▶ _TASK DESCRIPTION_:
All of the material below is to be retyped exactly.

[START OF MATERIAL PROVIDED]

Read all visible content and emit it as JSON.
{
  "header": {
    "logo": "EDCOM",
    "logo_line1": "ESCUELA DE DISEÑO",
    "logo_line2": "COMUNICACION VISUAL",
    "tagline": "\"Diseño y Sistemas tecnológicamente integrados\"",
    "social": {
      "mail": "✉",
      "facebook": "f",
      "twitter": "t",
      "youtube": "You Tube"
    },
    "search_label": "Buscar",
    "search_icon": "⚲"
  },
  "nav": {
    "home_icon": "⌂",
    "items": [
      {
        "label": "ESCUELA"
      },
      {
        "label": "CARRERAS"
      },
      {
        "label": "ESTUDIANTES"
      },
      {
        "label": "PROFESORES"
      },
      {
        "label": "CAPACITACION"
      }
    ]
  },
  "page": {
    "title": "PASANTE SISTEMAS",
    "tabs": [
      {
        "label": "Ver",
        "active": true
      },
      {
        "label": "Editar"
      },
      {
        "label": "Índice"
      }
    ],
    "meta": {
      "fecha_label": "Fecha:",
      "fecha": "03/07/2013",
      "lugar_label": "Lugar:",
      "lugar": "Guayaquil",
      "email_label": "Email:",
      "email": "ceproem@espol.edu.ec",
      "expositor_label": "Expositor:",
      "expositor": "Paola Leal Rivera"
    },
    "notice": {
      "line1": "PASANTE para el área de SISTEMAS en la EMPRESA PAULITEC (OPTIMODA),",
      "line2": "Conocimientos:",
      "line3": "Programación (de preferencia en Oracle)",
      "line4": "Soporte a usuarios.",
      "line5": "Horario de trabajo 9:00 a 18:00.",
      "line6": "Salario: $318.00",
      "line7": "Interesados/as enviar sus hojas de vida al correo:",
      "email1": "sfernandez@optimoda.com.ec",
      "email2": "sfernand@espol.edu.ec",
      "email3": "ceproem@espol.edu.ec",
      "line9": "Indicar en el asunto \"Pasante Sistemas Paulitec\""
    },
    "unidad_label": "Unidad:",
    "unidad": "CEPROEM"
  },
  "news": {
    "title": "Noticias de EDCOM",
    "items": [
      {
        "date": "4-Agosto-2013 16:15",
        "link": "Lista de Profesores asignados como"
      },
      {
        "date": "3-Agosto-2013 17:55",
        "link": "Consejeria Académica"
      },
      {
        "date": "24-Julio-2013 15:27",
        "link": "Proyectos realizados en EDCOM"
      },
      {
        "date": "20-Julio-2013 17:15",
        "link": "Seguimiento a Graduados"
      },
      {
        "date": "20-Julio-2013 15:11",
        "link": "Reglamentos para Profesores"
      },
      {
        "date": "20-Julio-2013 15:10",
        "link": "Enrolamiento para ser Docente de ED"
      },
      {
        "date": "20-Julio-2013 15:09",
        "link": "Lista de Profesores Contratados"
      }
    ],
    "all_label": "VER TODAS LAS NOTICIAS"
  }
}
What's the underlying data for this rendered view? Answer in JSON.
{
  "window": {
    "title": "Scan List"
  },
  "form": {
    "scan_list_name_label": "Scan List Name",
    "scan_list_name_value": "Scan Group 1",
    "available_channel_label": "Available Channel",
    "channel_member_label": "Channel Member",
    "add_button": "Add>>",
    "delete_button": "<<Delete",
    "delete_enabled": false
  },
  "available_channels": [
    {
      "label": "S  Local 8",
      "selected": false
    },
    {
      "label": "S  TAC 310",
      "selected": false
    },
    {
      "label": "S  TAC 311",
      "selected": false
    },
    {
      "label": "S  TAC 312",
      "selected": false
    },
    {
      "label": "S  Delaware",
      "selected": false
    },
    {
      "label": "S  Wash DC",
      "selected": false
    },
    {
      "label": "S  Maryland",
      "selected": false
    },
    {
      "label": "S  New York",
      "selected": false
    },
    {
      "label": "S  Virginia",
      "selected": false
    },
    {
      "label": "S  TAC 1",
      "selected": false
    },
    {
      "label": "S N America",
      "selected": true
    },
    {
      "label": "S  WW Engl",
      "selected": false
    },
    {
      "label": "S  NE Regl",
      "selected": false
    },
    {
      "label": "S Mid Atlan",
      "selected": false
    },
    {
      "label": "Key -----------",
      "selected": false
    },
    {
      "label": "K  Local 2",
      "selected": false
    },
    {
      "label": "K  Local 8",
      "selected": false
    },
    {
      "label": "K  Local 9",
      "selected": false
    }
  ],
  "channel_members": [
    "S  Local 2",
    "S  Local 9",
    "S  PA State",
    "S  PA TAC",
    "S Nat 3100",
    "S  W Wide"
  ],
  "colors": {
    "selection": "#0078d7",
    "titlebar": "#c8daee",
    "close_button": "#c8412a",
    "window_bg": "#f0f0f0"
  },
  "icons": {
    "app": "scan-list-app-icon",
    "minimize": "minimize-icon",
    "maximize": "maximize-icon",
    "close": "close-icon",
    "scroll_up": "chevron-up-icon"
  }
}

[END OF MATERIAL PROVIDED]

▶ _FULL ANSWER_:
Read all visible content and emit it as JSON.
{
  "header": {
    "logo": "EDCOM",
    "logo_line1": "ESCUELA DE DISEÑO",
    "logo_line2": "COMUNICACION VISUAL",
    "tagline": "\"Diseño y Sistemas tecnológicamente integrados\"",
    "social": {
      "mail": "✉",
      "facebook": "f",
      "twitter": "t",
      "youtube": "You Tube"
    },
    "search_label": "Buscar",
    "search_icon": "⚲"
  },
  "nav": {
    "home_icon": "⌂",
    "items": [
      {
        "label": "ESCUELA"
      },
      {
        "label": "CARRERAS"
      },
      {
        "label": "ESTUDIANTES"
      },
      {
        "label": "PROFESORES"
      },
      {
        "label": "CAPACITACION"
      }
    ]
  },
  "page": {
    "title": "PASANTE SISTEMAS",
    "tabs": [
      {
        "label": "Ver",
        "active": true
      },
      {
        "label": "Editar"
      },
      {
        "label": "Índice"
      }
    ],
    "meta": {
      "fecha_label": "Fecha:",
      "fecha": "03/07/2013",
      "lugar_label": "Lugar:",
      "lugar": "Guayaquil",
      "email_label": "Email:",
      "email": "ceproem@espol.edu.ec",
      "expositor_label": "Expositor:",
      "expositor": "Paola Leal Rivera"
    },
    "notice": {
      "line1": "PASANTE para el área de SISTEMAS en la EMPRESA PAULITEC (OPTIMODA),",
      "line2": "Conocimientos:",
      "line3": "Programación (de preferencia en Oracle)",
      "line4": "Soporte a usuarios.",
      "line5": "Horario de trabajo 9:00 a 18:00.",
      "line6": "Salario: $318.00",
      "line7": "Interesados/as enviar sus hojas de vida al correo:",
      "email1": "sfernandez@optimoda.com.ec",
      "email2": "sfernand@espol.edu.ec",
      "email3": "ceproem@espol.edu.ec",
      "line9": "Indicar en el asunto \"Pasante Sistemas Paulitec\""
    },
    "unidad_label": "Unidad:",
    "unidad": "CEPROEM"
  },
  "news": {
    "title": "Noticias de EDCOM",
    "items": [
      {
        "date": "4-Agosto-2013 16:15",
        "link": "Lista de Profesores asignados como"
      },
      {
        "date": "3-Agosto-2013 17:55",
        "link": "Consejeria Académica"
      },
      {
        "date": "24-Julio-2013 15:27",
        "link": "Proyectos realizados en EDCOM"
      },
      {
        "date": "20-Julio-2013 17:15",
        "link": "Seguimiento a Graduados"
      },
      {
        "date": "20-Julio-2013 15:11",
        "link": "Reglamentos para Profesores"
      },
      {
        "date": "20-Julio-2013 15:10",
        "link": "Enrolamiento para ser Docente de ED"
      },
      {
        "date": "20-Julio-2013 15:09",
        "link": "Lista de Profesores Contratados"
      }
    ],
    "all_label": "VER TODAS LAS NOTICIAS"
  }
}
What's the underlying data for this rendered view? Answer in JSON.
{
  "window": {
    "title": "Scan List"
  },
  "form": {
    "scan_list_name_label": "Scan List Name",
    "scan_list_name_value": "Scan Group 1",
    "available_channel_label": "Available Channel",
    "channel_member_label": "Channel Member",
    "add_button": "Add>>",
    "delete_button": "<<Delete",
    "delete_enabled": false
  },
  "available_channels": [
    {
      "label": "S  Local 8",
      "selected": false
    },
    {
      "label": "S  TAC 310",
      "selected": false
    },
    {
      "label": "S  TAC 311",
      "selected": false
    },
    {
      "label": "S  TAC 312",
      "selected": false
    },
    {
      "label": "S  Delaware",
      "selected": false
    },
    {
      "label": "S  Wash DC",
      "selected": false
    },
    {
      "label": "S  Maryland",
      "selected": false
    },
    {
      "label": "S  New York",
      "selected": false
    },
    {
      "label": "S  Virginia",
      "selected": false
    },
    {
      "label": "S  TAC 1",
      "selected": false
    },
    {
      "label": "S N America",
      "selected": true
    },
    {
      "label": "S  WW Engl",
      "selected": false
    },
    {
      "label": "S  NE Regl",
      "selected": false
    },
    {
      "label": "S Mid Atlan",
      "selected": false
    },
    {
      "label": "Key -----------",
      "selected": false
    },
    {
      "label": "K  Local 2",
      "selected": false
    },
    {
      "label": "K  Local 8",
      "selected": false
    },
    {
      "label": "K  Local 9",
      "selected": false
    }
  ],
  "channel_members": [
    "S  Local 2",
    "S  Local 9",
    "S  PA State",
    "S  PA TAC",
    "S Nat 3100",
    "S  W Wide"
  ],
  "colors": {
    "selection": "#0078d7",
    "titlebar": "#c8daee",
    "close_button": "#c8412a",
    "window_bg": "#f0f0f0"
  },
  "icons": {
    "app": "scan-list-app-icon",
    "minimize": "minimize-icon",
    "maximize": "maximize-icon",
    "close": "close-icon",
    "scroll_up": "chevron-up-icon"
  }
}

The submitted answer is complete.